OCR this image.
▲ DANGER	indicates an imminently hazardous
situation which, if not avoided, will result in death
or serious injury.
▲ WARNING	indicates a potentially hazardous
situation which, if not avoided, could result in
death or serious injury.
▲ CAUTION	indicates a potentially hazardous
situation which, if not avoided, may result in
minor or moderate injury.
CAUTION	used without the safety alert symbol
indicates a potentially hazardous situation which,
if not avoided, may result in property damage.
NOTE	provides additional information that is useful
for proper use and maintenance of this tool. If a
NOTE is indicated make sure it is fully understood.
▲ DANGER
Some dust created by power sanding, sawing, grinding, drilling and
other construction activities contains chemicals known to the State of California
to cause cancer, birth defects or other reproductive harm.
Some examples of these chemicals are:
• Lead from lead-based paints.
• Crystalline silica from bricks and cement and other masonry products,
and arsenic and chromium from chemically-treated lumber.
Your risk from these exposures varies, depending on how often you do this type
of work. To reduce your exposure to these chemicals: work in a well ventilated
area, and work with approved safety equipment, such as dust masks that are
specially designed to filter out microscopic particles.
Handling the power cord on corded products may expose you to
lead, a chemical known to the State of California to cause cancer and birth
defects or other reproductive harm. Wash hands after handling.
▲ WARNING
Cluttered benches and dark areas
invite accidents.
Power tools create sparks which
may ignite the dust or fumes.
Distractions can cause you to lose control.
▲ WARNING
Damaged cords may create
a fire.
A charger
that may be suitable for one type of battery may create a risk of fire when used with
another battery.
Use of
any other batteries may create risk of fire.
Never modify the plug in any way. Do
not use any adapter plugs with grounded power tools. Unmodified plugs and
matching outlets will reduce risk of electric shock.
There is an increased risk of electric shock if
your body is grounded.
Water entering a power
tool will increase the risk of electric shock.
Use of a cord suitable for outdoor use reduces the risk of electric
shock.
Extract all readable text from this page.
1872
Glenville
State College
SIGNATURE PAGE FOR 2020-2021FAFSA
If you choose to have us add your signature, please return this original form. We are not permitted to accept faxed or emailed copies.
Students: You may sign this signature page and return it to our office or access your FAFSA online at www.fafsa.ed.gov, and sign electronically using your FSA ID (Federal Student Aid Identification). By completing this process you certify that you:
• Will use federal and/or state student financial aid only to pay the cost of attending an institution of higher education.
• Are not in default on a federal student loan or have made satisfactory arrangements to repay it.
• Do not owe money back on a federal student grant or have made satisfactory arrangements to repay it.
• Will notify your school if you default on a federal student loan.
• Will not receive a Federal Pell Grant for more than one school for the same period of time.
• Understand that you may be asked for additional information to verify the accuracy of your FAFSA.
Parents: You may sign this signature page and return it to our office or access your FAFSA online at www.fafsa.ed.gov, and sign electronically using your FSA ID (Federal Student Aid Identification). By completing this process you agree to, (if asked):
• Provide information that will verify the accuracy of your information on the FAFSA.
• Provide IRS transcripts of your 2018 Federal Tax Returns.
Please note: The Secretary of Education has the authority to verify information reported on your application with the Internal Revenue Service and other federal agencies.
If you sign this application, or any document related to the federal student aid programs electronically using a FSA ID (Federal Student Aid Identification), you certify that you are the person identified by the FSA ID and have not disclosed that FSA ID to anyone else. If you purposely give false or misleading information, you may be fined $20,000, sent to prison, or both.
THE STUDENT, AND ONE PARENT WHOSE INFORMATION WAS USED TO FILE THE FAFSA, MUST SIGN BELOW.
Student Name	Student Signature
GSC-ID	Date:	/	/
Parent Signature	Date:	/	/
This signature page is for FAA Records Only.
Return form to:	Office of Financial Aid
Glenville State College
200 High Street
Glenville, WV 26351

---

**Exercise details:**
Return all of the data word for word.

**Written response:**
OCR this image.
▲ DANGER	indicates an imminently hazardous
situation which, if not avoided, will result in death
or serious injury.
▲ WARNING	indicates a potentially hazardous
situation which, if not avoided, could result in
death or serious injury.
▲ CAUTION	indicates a potentially hazardous
situation which, if not avoided, may result in
minor or moderate injury.
CAUTION	used without the safety alert symbol
indicates a potentially hazardous situation which,
if not avoided, may result in property damage.
NOTE	provides additional information that is useful
for proper use and maintenance of this tool. If a
NOTE is indicated make sure it is fully understood.
▲ DANGER
Some dust created by power sanding, sawing, grinding, drilling and
other construction activities contains chemicals known to the State of California
to cause cancer, birth defects or other reproductive harm.
Some examples of these chemicals are:
• Lead from lead-based paints.
• Crystalline silica from bricks and cement and other masonry products,
and arsenic and chromium from chemically-treated lumber.
Your risk from these exposures varies, depending on how often you do this type
of work. To reduce your exposure to these chemicals: work in a well ventilated
area, and work with approved safety equipment, such as dust masks that are
specially designed to filter out microscopic particles.
Handling the power cord on corded products may expose you to
lead, a chemical known to the State of California to cause cancer and birth
defects or other reproductive harm. Wash hands after handling.
▲ WARNING
Cluttered benches and dark areas
invite accidents.
Power tools create sparks which
may ignite the dust or fumes.
Distractions can cause you to lose control.
▲ WARNING
Damaged cords may create
a fire.
A charger
that may be suitable for one type of battery may create a risk of fire when used with
another battery.
Use of
any other batteries may create risk of fire.
Never modify the plug in any way. Do
not use any adapter plugs with grounded power tools. Unmodified plugs and
matching outlets will reduce risk of electric shock.
There is an increased risk of electric shock if
your body is grounded.
Water entering a power
tool will increase the risk of electric shock.
Use of a cord suitable for outdoor use reduces the risk of electric
shock.
Extract all readable text from this page.
1872
Glenville
State College
SIGNATURE PAGE FOR 2020-2021FAFSA
If you choose to have us add your signature, please return this original form. We are not permitted to accept faxed or emailed copies.
Students: You may sign this signature page and return it to our office or access your FAFSA online at www.fafsa.ed.gov, and sign electronically using your FSA ID (Federal Student Aid Identification). By completing this process you certify that you:
• Will use federal and/or state student financial aid only to pay the cost of attending an institution of higher education.
• Are not in default on a federal student loan or have made satisfactory arrangements to repay it.
• Do not owe money back on a federal student grant or have made satisfactory arrangements to repay it.
• Will notify your school if you default on a federal student loan.
• Will not receive a Federal Pell Grant for more than one school for the same period of time.
• Understand that you may be asked for additional information to verify the accuracy of your FAFSA.
Parents: You may sign this signature page and return it to our office or access your FAFSA online at www.fafsa.ed.gov, and sign electronically using your FSA ID (Federal Student Aid Identification). By completing this process you agree to, (if asked):
• Provide information that will verify the accuracy of your information on the FAFSA.
• Provide IRS transcripts of your 2018 Federal Tax Returns.
Please note: The Secretary of Education has the authority to verify information reported on your application with the Internal Revenue Service and other federal agencies.
If you sign this application, or any document related to the federal student aid programs electronically using a FSA ID (Federal Student Aid Identification), you certify that you are the person identified by the FSA ID and have not disclosed that FSA ID to anyone else. If you purposely give false or misleading information, you may be fined $20,000, sent to prison, or both.
THE STUDENT, AND ONE PARENT WHOSE INFORMATION WAS USED TO FILE THE FAFSA, MUST SIGN BELOW.
Student Name	Student Signature
GSC-ID	Date:	/	/
Parent Signature	Date:	/	/
This signature page is for FAA Records Only.
Return form to:	Office of Financial Aid
Glenville State College
200 High Street
Glenville, WV 26351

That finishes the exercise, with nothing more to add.